* _WRITTEN EXERCISE_: All of the records below must be output exactly, with no pictures carried over.

* _RECORDS TO PROCESS_:

-- START --

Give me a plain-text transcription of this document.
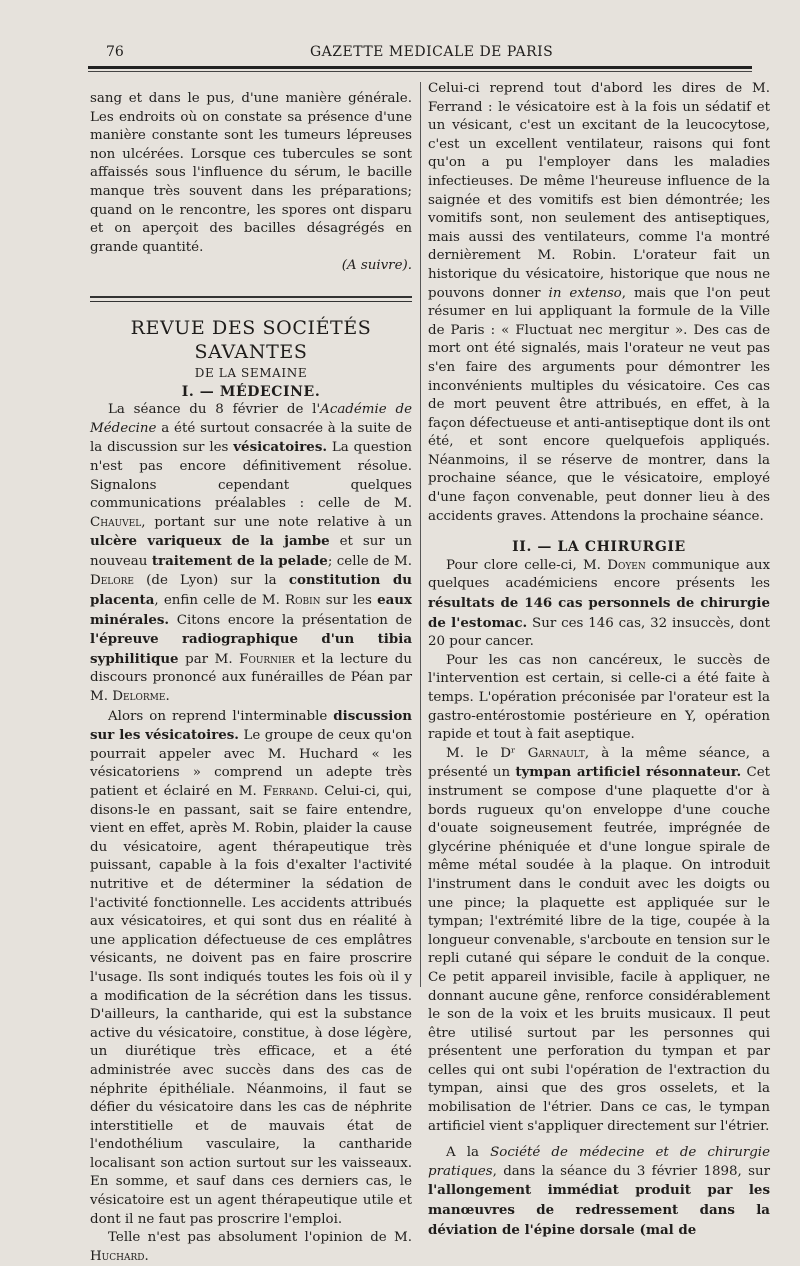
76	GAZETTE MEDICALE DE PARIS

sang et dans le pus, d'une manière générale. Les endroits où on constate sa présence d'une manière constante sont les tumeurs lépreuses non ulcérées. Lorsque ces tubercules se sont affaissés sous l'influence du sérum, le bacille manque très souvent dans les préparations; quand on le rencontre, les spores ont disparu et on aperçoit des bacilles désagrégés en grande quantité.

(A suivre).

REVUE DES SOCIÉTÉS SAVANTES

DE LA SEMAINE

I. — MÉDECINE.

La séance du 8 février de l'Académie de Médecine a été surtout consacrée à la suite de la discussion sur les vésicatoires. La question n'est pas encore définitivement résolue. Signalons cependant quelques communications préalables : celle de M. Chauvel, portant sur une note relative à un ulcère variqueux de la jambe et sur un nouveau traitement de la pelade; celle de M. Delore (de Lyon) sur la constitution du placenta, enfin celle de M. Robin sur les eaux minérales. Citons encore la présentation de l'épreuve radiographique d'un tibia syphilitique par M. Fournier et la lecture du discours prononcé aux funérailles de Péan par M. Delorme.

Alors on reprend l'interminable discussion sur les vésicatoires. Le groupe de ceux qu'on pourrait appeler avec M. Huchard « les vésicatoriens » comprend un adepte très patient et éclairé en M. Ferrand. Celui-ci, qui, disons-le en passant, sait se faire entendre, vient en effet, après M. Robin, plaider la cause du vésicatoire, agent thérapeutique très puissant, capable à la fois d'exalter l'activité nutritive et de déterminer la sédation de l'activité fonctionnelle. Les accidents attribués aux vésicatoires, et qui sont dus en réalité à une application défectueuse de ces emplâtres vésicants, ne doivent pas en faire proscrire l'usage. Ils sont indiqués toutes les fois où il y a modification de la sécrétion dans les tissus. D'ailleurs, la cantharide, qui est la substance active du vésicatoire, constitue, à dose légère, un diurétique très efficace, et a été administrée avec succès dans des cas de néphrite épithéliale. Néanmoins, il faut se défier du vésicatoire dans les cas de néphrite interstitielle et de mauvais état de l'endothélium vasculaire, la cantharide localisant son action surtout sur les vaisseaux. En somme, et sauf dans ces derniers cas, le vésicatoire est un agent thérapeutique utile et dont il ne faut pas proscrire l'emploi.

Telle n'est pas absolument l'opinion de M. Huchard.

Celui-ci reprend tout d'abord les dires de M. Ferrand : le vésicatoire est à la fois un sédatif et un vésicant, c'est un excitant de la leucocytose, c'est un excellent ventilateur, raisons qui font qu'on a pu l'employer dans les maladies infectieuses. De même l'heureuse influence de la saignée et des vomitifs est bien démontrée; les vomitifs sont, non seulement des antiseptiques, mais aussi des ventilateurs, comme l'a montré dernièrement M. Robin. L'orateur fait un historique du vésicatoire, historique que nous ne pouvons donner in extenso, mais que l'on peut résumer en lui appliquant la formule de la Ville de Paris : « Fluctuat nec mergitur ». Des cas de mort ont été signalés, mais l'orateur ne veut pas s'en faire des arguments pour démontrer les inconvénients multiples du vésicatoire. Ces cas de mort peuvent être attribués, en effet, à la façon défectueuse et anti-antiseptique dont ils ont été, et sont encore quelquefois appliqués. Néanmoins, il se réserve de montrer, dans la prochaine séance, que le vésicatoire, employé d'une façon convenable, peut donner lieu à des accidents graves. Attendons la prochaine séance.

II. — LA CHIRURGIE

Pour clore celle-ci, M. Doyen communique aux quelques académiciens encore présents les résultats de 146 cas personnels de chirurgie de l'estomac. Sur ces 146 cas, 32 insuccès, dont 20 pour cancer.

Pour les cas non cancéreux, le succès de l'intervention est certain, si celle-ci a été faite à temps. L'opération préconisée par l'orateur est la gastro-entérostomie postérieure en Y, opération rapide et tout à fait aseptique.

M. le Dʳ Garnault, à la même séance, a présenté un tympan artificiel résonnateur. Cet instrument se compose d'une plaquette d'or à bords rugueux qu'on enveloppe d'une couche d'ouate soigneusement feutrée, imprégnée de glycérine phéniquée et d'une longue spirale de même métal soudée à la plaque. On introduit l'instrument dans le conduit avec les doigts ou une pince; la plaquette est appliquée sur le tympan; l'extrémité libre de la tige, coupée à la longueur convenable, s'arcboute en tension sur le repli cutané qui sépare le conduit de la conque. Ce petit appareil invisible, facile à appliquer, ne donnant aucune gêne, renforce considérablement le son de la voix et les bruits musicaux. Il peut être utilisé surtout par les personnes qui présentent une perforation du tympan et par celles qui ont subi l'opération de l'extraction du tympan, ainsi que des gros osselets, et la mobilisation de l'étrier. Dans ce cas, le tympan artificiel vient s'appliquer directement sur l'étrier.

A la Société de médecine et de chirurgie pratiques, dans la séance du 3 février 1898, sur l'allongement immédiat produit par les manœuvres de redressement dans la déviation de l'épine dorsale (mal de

-- END --

* _OUTPUT OF THE EXERCISE_:
Give me a plain-text transcription of this document.
76	GAZETTE MEDICALE DE PARIS

sang et dans le pus, d'une manière générale. Les endroits où on constate sa présence d'une manière constante sont les tumeurs lépreuses non ulcérées. Lorsque ces tubercules se sont affaissés sous l'influence du sérum, le bacille manque très souvent dans les préparations; quand on le rencontre, les spores ont disparu et on aperçoit des bacilles désagrégés en grande quantité.

(A suivre).

REVUE DES SOCIÉTÉS SAVANTES

DE LA SEMAINE

I. — MÉDECINE.

La séance du 8 février de l'Académie de Médecine a été surtout consacrée à la suite de la discussion sur les vésicatoires. La question n'est pas encore définitivement résolue. Signalons cependant quelques communications préalables : celle de M. Chauvel, portant sur une note relative à un ulcère variqueux de la jambe et sur un nouveau traitement de la pelade; celle de M. Delore (de Lyon) sur la constitution du placenta, enfin celle de M. Robin sur les eaux minérales. Citons encore la présentation de l'épreuve radiographique d'un tibia syphilitique par M. Fournier et la lecture du discours prononcé aux funérailles de Péan par M. Delorme.

Alors on reprend l'interminable discussion sur les vésicatoires. Le groupe de ceux qu'on pourrait appeler avec M. Huchard « les vésicatoriens » comprend un adepte très patient et éclairé en M. Ferrand. Celui-ci, qui, disons-le en passant, sait se faire entendre, vient en effet, après M. Robin, plaider la cause du vésicatoire, agent thérapeutique très puissant, capable à la fois d'exalter l'activité nutritive et de déterminer la sédation de l'activité fonctionnelle. Les accidents attribués aux vésicatoires, et qui sont dus en réalité à une application défectueuse de ces emplâtres vésicants, ne doivent pas en faire proscrire l'usage. Ils sont indiqués toutes les fois où il y a modification de la sécrétion dans les tissus. D'ailleurs, la cantharide, qui est la substance active du vésicatoire, constitue, à dose légère, un diurétique très efficace, et a été administrée avec succès dans des cas de néphrite épithéliale. Néanmoins, il faut se défier du vésicatoire dans les cas de néphrite interstitielle et de mauvais état de l'endothélium vasculaire, la cantharide localisant son action surtout sur les vaisseaux. En somme, et sauf dans ces derniers cas, le vésicatoire est un agent thérapeutique utile et dont il ne faut pas proscrire l'emploi.

Telle n'est pas absolument l'opinion de M. Huchard.

Celui-ci reprend tout d'abord les dires de M. Ferrand : le vésicatoire est à la fois un sédatif et un vésicant, c'est un excitant de la leucocytose, c'est un excellent ventilateur, raisons qui font qu'on a pu l'employer dans les maladies infectieuses. De même l'heureuse influence de la saignée et des vomitifs est bien démontrée; les vomitifs sont, non seulement des antiseptiques, mais aussi des ventilateurs, comme l'a montré dernièrement M. Robin. L'orateur fait un historique du vésicatoire, historique que nous ne pouvons donner in extenso, mais que l'on peut résumer en lui appliquant la formule de la Ville de Paris : « Fluctuat nec mergitur ». Des cas de mort ont été signalés, mais l'orateur ne veut pas s'en faire des arguments pour démontrer les inconvénients multiples du vésicatoire. Ces cas de mort peuvent être attribués, en effet, à la façon défectueuse et anti-antiseptique dont ils ont été, et sont encore quelquefois appliqués. Néanmoins, il se réserve de montrer, dans la prochaine séance, que le vésicatoire, employé d'une façon convenable, peut donner lieu à des accidents graves. Attendons la prochaine séance.

II. — LA CHIRURGIE

Pour clore celle-ci, M. Doyen communique aux quelques académiciens encore présents les résultats de 146 cas personnels de chirurgie de l'estomac. Sur ces 146 cas, 32 insuccès, dont 20 pour cancer.

Pour les cas non cancéreux, le succès de l'intervention est certain, si celle-ci a été faite à temps. L'opération préconisée par l'orateur est la gastro-entérostomie postérieure en Y, opération rapide et tout à fait aseptique.

M. le Dʳ Garnault, à la même séance, a présenté un tympan artificiel résonnateur. Cet instrument se compose d'une plaquette d'or à bords rugueux qu'on enveloppe d'une couche d'ouate soigneusement feutrée, imprégnée de glycérine phéniquée et d'une longue spirale de même métal soudée à la plaque. On introduit l'instrument dans le conduit avec les doigts ou une pince; la plaquette est appliquée sur le tympan; l'extrémité libre de la tige, coupée à la longueur convenable, s'arcboute en tension sur le repli cutané qui sépare le conduit de la conque. Ce petit appareil invisible, facile à appliquer, ne donnant aucune gêne, renforce considérablement le son de la voix et les bruits musicaux. Il peut être utilisé surtout par les personnes qui présentent une perforation du tympan et par celles qui ont subi l'opération de l'extraction du tympan, ainsi que des gros osselets, et la mobilisation de l'étrier. Dans ce cas, le tympan artificiel vient s'appliquer directement sur l'étrier.

A la Société de médecine et de chirurgie pratiques, dans la séance du 3 février 1898, sur l'allongement immédiat produit par les manœuvres de redressement dans la déviation de l'épine dorsale (mal de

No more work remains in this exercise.